Exercise text: Begin

You may find yourself spending the afternoon spamming the “Next” button to go back a few days or weeks to find that record you’re after. I think we can all agree that this is not a sustainable situation and we will see how to work this out more efficiently.
Events retention
Do note that the methods described below will make it easier to find older records. You can only go as far back as the retention of the vCenter database allows it.
If you want older historical data you can use a syslog server like vRealize Log Insight or increase the default 30 days retention setting in “vCenter > Configure > General > Database > Event retention (days)”.
However, be aware that changing this setting may have an impact on the performances of your vCenter database.
PowerCLI
Querying VI events in PowerCLI is a lot faster and convenient than one could imagine. The syntax of PowerCLI (PowerShell in general) is incredibly easy and flexible to use.
The big advantage of using this technique is that you can display events from several sources as opposed to the web client in which you focus on a single entity. For instance, troubleshooting can be made easy by displaying the events of a bunch of web server VMs and their associated database VM.
Note that you cannot mix entity type (e.g. VMHost and VM) but you could run 2 Get-VIEvent commands and concatenate their output without much hassle.

Exercise text: End

▶ [Questions on the material]:
a) In the text on finding vCenter events, what is the default event retention setting?
b) Can you sum up the text on finding vCenter events in two sentences?
You won't need the material for any of this.

Material supplied: Begin

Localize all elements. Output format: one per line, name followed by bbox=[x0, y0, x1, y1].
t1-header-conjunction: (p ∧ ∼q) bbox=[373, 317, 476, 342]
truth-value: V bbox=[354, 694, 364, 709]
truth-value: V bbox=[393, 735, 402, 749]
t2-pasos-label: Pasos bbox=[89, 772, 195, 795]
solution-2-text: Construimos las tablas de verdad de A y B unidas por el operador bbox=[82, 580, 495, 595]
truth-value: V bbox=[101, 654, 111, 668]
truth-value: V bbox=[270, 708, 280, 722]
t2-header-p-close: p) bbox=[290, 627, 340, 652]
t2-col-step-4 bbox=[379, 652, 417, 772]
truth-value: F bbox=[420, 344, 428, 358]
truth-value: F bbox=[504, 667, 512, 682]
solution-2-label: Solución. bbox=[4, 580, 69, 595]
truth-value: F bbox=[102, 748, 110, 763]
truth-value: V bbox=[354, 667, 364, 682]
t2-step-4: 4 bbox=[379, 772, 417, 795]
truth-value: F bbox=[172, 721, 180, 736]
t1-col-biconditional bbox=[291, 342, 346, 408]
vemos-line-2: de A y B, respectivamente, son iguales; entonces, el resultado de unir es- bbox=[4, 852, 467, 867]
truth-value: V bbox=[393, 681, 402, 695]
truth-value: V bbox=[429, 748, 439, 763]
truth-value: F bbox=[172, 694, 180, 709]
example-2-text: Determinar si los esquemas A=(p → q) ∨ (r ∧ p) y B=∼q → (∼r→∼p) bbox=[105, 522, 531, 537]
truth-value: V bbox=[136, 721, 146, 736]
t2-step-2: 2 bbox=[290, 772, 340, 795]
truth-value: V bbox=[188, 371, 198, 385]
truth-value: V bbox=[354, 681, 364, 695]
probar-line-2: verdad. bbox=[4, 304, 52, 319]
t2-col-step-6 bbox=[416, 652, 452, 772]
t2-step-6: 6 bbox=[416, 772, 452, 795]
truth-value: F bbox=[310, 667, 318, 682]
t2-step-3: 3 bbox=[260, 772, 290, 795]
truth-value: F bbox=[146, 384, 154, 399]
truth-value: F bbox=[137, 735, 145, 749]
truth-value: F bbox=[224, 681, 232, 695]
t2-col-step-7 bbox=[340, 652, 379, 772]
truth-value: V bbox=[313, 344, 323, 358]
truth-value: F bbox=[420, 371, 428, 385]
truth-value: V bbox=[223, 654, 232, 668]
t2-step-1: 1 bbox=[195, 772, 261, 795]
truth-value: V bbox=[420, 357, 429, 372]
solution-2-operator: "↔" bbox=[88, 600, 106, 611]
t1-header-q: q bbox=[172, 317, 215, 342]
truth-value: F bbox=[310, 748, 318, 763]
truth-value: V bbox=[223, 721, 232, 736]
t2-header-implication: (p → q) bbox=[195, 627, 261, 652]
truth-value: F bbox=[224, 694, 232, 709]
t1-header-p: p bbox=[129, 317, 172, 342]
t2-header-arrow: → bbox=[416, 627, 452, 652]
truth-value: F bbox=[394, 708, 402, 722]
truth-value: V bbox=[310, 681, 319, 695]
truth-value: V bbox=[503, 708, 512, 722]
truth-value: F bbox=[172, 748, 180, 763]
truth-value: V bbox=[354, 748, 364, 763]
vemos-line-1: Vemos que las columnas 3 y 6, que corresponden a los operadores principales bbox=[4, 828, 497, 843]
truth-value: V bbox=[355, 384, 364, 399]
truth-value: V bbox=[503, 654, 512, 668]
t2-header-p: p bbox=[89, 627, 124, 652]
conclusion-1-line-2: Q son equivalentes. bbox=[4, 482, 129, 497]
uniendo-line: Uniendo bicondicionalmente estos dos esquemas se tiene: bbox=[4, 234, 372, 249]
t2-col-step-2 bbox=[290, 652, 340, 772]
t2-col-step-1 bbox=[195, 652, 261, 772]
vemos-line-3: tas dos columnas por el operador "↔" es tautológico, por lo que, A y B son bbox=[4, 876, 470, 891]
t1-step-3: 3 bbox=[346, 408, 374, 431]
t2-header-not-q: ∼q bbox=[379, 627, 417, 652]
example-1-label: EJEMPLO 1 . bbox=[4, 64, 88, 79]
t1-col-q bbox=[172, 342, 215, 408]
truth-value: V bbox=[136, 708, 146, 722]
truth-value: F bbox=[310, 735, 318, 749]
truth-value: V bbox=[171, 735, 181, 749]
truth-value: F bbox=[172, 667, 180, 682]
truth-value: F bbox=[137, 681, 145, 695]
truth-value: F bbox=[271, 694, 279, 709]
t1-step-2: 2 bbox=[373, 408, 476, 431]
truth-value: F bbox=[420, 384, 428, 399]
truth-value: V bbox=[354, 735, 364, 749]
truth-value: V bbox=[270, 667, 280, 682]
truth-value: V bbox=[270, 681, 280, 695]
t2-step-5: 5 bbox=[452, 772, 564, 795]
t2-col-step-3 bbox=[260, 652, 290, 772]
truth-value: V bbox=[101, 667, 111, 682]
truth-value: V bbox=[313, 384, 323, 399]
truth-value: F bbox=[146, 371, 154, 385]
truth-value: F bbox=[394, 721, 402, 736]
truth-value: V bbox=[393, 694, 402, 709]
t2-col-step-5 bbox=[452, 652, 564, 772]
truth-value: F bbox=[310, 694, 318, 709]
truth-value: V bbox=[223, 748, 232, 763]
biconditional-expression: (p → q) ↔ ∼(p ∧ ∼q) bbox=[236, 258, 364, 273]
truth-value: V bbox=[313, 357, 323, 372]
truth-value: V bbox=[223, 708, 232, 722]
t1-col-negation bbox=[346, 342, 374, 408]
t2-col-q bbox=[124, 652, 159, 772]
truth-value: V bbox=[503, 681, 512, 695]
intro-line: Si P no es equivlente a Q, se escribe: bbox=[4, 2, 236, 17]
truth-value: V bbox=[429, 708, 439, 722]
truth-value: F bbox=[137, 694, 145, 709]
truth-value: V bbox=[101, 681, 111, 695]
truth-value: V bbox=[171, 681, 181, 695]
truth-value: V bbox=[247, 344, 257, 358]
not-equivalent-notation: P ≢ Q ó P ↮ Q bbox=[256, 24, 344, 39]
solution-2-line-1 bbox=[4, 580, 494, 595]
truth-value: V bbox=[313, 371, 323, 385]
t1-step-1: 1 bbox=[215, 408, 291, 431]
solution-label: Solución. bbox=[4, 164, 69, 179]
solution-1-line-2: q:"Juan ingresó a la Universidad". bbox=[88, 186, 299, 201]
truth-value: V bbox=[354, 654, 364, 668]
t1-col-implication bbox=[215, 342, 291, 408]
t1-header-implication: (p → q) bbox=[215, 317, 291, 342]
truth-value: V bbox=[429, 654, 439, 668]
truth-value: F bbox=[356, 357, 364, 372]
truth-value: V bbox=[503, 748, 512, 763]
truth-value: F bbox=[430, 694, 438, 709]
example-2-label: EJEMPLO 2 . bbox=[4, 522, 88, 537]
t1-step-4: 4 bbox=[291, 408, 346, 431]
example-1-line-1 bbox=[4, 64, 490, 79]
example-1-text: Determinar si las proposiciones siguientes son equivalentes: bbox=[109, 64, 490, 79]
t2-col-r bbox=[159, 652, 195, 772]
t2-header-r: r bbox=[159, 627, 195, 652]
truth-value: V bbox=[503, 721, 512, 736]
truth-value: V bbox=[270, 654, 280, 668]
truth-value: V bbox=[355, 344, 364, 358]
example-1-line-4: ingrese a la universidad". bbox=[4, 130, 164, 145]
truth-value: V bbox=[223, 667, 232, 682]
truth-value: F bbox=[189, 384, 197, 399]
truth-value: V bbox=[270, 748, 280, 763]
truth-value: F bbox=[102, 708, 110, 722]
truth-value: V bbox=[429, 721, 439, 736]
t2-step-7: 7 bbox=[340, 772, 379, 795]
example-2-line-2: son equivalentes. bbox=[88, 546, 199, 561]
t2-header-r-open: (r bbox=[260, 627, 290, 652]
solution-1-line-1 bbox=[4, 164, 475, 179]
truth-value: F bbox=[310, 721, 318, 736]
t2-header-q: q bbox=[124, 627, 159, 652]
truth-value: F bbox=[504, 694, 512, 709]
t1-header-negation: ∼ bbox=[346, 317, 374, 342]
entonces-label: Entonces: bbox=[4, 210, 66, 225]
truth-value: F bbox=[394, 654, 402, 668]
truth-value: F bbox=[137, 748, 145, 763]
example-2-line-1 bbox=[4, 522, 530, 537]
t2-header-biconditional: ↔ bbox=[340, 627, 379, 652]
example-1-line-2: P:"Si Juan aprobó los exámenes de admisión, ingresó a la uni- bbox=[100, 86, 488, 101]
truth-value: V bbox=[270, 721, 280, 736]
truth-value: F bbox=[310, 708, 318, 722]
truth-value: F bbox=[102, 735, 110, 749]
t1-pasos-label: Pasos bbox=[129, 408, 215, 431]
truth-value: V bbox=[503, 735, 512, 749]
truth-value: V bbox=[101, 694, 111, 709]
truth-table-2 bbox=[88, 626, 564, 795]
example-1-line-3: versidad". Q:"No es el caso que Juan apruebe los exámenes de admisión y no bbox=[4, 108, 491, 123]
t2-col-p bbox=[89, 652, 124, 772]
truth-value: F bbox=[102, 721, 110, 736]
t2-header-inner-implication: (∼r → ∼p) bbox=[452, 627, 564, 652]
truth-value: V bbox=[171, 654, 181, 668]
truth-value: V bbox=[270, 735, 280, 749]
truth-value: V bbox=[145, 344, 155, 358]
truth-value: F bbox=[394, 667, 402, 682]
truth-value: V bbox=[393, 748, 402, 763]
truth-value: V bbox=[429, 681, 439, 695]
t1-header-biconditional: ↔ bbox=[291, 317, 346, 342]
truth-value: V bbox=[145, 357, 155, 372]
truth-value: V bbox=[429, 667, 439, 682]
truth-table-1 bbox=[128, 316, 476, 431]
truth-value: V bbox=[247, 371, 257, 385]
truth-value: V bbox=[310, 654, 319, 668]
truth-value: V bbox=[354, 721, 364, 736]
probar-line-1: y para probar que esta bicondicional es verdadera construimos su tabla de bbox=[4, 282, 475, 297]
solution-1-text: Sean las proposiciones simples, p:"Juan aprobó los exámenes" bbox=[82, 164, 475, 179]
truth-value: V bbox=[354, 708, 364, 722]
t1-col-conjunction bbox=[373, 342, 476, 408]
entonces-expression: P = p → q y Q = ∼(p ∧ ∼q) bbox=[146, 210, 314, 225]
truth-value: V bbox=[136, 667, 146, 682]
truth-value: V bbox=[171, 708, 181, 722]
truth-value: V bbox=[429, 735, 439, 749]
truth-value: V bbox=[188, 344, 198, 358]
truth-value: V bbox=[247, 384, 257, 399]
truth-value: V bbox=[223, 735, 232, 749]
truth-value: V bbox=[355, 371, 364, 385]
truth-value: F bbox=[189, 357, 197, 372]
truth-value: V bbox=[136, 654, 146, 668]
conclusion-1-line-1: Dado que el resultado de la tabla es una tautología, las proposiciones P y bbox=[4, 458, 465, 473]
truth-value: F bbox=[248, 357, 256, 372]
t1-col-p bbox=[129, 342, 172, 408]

Material supplied: End

▶ [Solutions in order]:
a) 30 days.

b) How far back you can find events is limited by the vCenter database's retention setting, which defaults to 30 days and can be raised at some cost to database performance, or supplemented with a syslog server such as vRealize Log Insight. Querying events with PowerCLI is fast and flexible and, unlike the web client, can show events from several sources at once, though entity types cannot be mixed in one command.